Exercise instructions – Every line below that contains "PRODUCTS" is to be copied.

>>>>>

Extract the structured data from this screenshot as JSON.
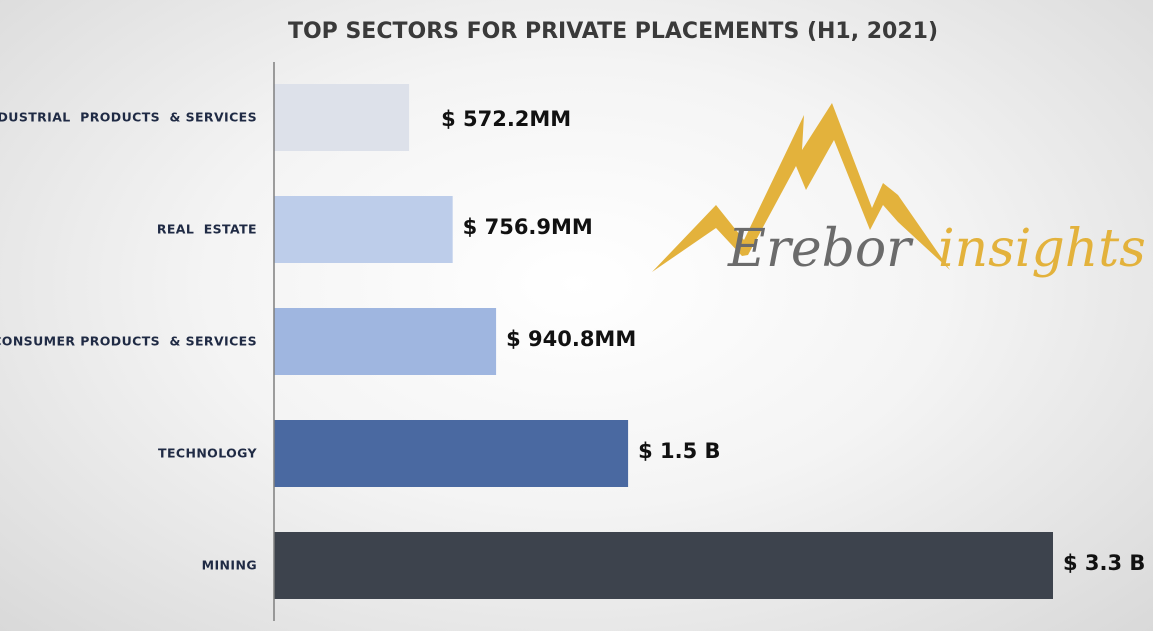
{
  "chart_data": {
    "type": "bar",
    "orientation": "horizontal",
    "title": "TOP SECTORS FOR PRIVATE PLACEMENTS (H1, 2021)",
    "xlabel": "",
    "ylabel": "",
    "categories": [
      "INDUSTRIAL  PRODUCTS  & SERVICES",
      "REAL  ESTATE",
      "CONSUMER PRODUCTS  & SERVICES",
      "TECHNOLOGY",
      "MINING"
    ],
    "values": [
      572.2,
      756.9,
      940.8,
      1500,
      3300
    ],
    "value_unit": "MM",
    "value_labels": [
      "$ 572.2MM",
      "$ 756.9MM",
      "$ 940.8MM",
      "$ 1.5 B",
      "$ 3.3 B"
    ],
    "colors": [
      "#dde1ea",
      "#bdcdea",
      "#9fb6e0",
      "#4a69a1",
      "#3d434d"
    ],
    "xlim": [
      0,
      3300
    ],
    "grid": false,
    "legend": "none"
  },
  "logo": {
    "word1": "Erebor",
    "word2": "insights",
    "mountain_color": "#e3b23c",
    "word1_color": "#6b6b6b",
    "word2_color": "#e3b23c"
  }
}
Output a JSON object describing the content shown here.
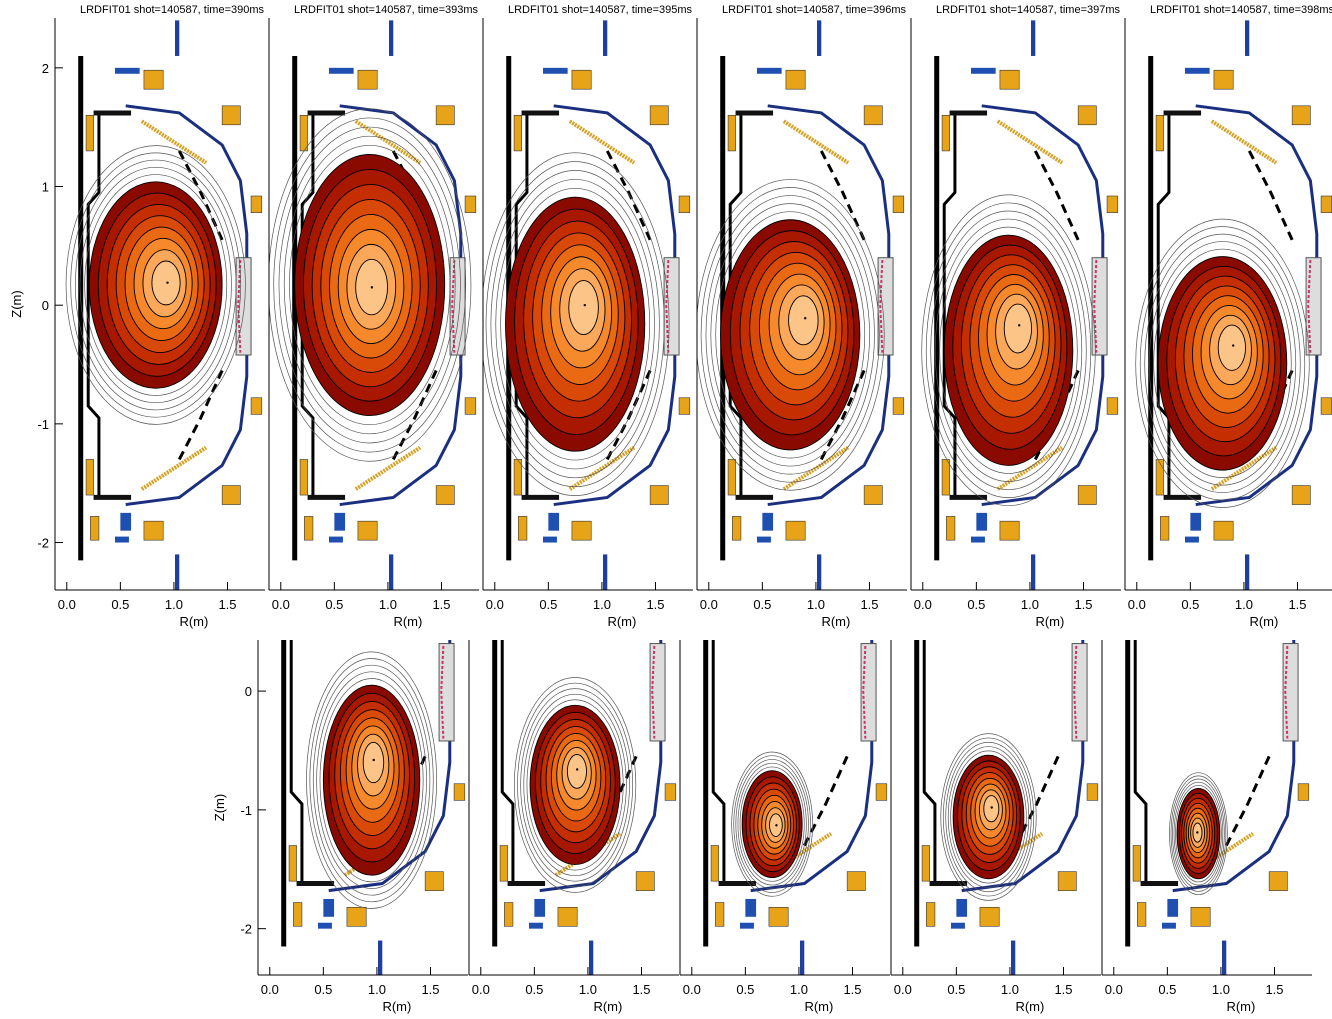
{
  "contour_colors": [
    "#8b0a00",
    "#a81800",
    "#c42e00",
    "#d94a08",
    "#ea6a14",
    "#f5892c",
    "#fba85a",
    "#fdc488"
  ],
  "chart_data": [
    {
      "type": "contour",
      "title": "LRDFIT01 shot=140587, time=390ms",
      "xlabel": "R(m)",
      "ylabel": "Z(m)",
      "xlim": [
        -0.11,
        1.85
      ],
      "ylim": [
        -2.4,
        2.42
      ],
      "xticks": [
        {
          "value": 0,
          "label": "0.0"
        },
        0.5,
        {
          "value": 1,
          "label": "1.0"
        },
        1.5
      ],
      "yticks": [
        -2,
        -1,
        0,
        1,
        2
      ],
      "boundary": {
        "r": 0.83,
        "z": 0.17,
        "a": 0.62,
        "b": 0.87
      },
      "magnetic_axis": {
        "r": 0.94,
        "z": 0.19
      }
    },
    {
      "type": "contour",
      "title": "LRDFIT01 shot=140587, time=393ms",
      "xlabel": "R(m)",
      "xlim": [
        -0.11,
        1.85
      ],
      "ylim": [
        -2.4,
        2.42
      ],
      "xticks": [
        {
          "value": 0,
          "label": "0.0"
        },
        0.5,
        {
          "value": 1,
          "label": "1.0"
        },
        1.5
      ],
      "boundary": {
        "r": 0.83,
        "z": 0.17,
        "a": 0.7,
        "b": 1.1
      },
      "magnetic_axis": {
        "r": 0.85,
        "z": 0.15
      }
    },
    {
      "type": "contour",
      "title": "LRDFIT01 shot=140587, time=395ms",
      "xlabel": "R(m)",
      "xlim": [
        -0.11,
        1.85
      ],
      "ylim": [
        -2.4,
        2.42
      ],
      "xticks": [
        {
          "value": 0,
          "label": "0.0"
        },
        0.5,
        {
          "value": 1,
          "label": "1.0"
        },
        1.5
      ],
      "boundary": {
        "r": 0.75,
        "z": -0.16,
        "a": 0.65,
        "b": 1.07
      },
      "magnetic_axis": {
        "r": 0.84,
        "z": 0
      }
    },
    {
      "type": "contour",
      "title": "LRDFIT01 shot=140587, time=396ms",
      "xlabel": "R(m)",
      "xlim": [
        -0.11,
        1.85
      ],
      "ylim": [
        -2.4,
        2.42
      ],
      "xticks": [
        {
          "value": 0,
          "label": "0.0"
        },
        0.5,
        {
          "value": 1,
          "label": "1.0"
        },
        1.5
      ],
      "boundary": {
        "r": 0.76,
        "z": -0.25,
        "a": 0.65,
        "b": 0.97
      },
      "magnetic_axis": {
        "r": 0.9,
        "z": -0.11
      }
    },
    {
      "type": "contour",
      "title": "LRDFIT01 shot=140587, time=397ms",
      "xlabel": "R(m)",
      "xlim": [
        -0.11,
        1.85
      ],
      "ylim": [
        -2.4,
        2.42
      ],
      "xticks": [
        {
          "value": 0,
          "label": "0.0"
        },
        0.5,
        {
          "value": 1,
          "label": "1.0"
        },
        1.5
      ],
      "boundary": {
        "r": 0.8,
        "z": -0.38,
        "a": 0.6,
        "b": 0.97
      },
      "magnetic_axis": {
        "r": 0.9,
        "z": -0.17
      }
    },
    {
      "type": "contour",
      "title": "LRDFIT01 shot=140587, time=398ms",
      "xlabel": "R(m)",
      "xlim": [
        -0.11,
        1.85
      ],
      "ylim": [
        -2.4,
        2.42
      ],
      "xticks": [
        {
          "value": 0,
          "label": "0.0"
        },
        0.5,
        {
          "value": 1,
          "label": "1.0"
        },
        1.5
      ],
      "boundary": {
        "r": 0.8,
        "z": -0.49,
        "a": 0.6,
        "b": 0.9
      },
      "magnetic_axis": {
        "r": 0.9,
        "z": -0.34
      }
    },
    {
      "type": "contour",
      "xlabel": "R(m)",
      "ylabel": "Z(m)",
      "xlim": [
        -0.11,
        1.85
      ],
      "ylim": [
        -2.39,
        0.43
      ],
      "xticks": [
        {
          "value": 0,
          "label": "0.0"
        },
        0.5,
        {
          "value": 1,
          "label": "1.0"
        },
        1.5
      ],
      "yticks": [
        -2,
        -1,
        0
      ],
      "boundary": {
        "r": 0.95,
        "z": -0.75,
        "a": 0.45,
        "b": 0.8
      },
      "magnetic_axis": {
        "r": 0.97,
        "z": -0.58
      }
    },
    {
      "type": "contour",
      "xlabel": "R(m)",
      "xlim": [
        -0.11,
        1.85
      ],
      "ylim": [
        -2.39,
        0.43
      ],
      "xticks": [
        {
          "value": 0,
          "label": "0.0"
        },
        0.5,
        {
          "value": 1,
          "label": "1.0"
        },
        1.5
      ],
      "boundary": {
        "r": 0.88,
        "z": -0.79,
        "a": 0.42,
        "b": 0.67
      },
      "magnetic_axis": {
        "r": 0.9,
        "z": -0.66
      }
    },
    {
      "type": "contour",
      "xlabel": "R(m)",
      "xlim": [
        -0.11,
        1.85
      ],
      "ylim": [
        -2.39,
        0.43
      ],
      "xticks": [
        {
          "value": 0,
          "label": "0.0"
        },
        0.5,
        {
          "value": 1,
          "label": "1.0"
        },
        1.5
      ],
      "boundary": {
        "r": 0.75,
        "z": -1.12,
        "a": 0.28,
        "b": 0.45
      },
      "magnetic_axis": {
        "r": 0.79,
        "z": -1.13
      }
    },
    {
      "type": "contour",
      "xlabel": "R(m)",
      "xlim": [
        -0.11,
        1.85
      ],
      "ylim": [
        -2.39,
        0.43
      ],
      "xticks": [
        {
          "value": 0,
          "label": "0.0"
        },
        0.5,
        {
          "value": 1,
          "label": "1.0"
        },
        1.5
      ],
      "boundary": {
        "r": 0.8,
        "z": -1.06,
        "a": 0.33,
        "b": 0.52
      },
      "magnetic_axis": {
        "r": 0.83,
        "z": -0.98
      }
    },
    {
      "type": "contour",
      "xlabel": "R(m)",
      "xlim": [
        -0.11,
        1.85
      ],
      "ylim": [
        -2.39,
        0.43
      ],
      "xticks": [
        {
          "value": 0,
          "label": "0.0"
        },
        0.5,
        {
          "value": 1,
          "label": "1.0"
        },
        1.5
      ],
      "boundary": {
        "r": 0.79,
        "z": -1.2,
        "a": 0.2,
        "b": 0.38
      },
      "magnetic_axis": {
        "r": 0.78,
        "z": -1.19
      }
    }
  ]
}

<<<<<

In response –
      "INDUSTRIAL  PRODUCTS  & SERVICES",
      "CONSUMER PRODUCTS  & SERVICES",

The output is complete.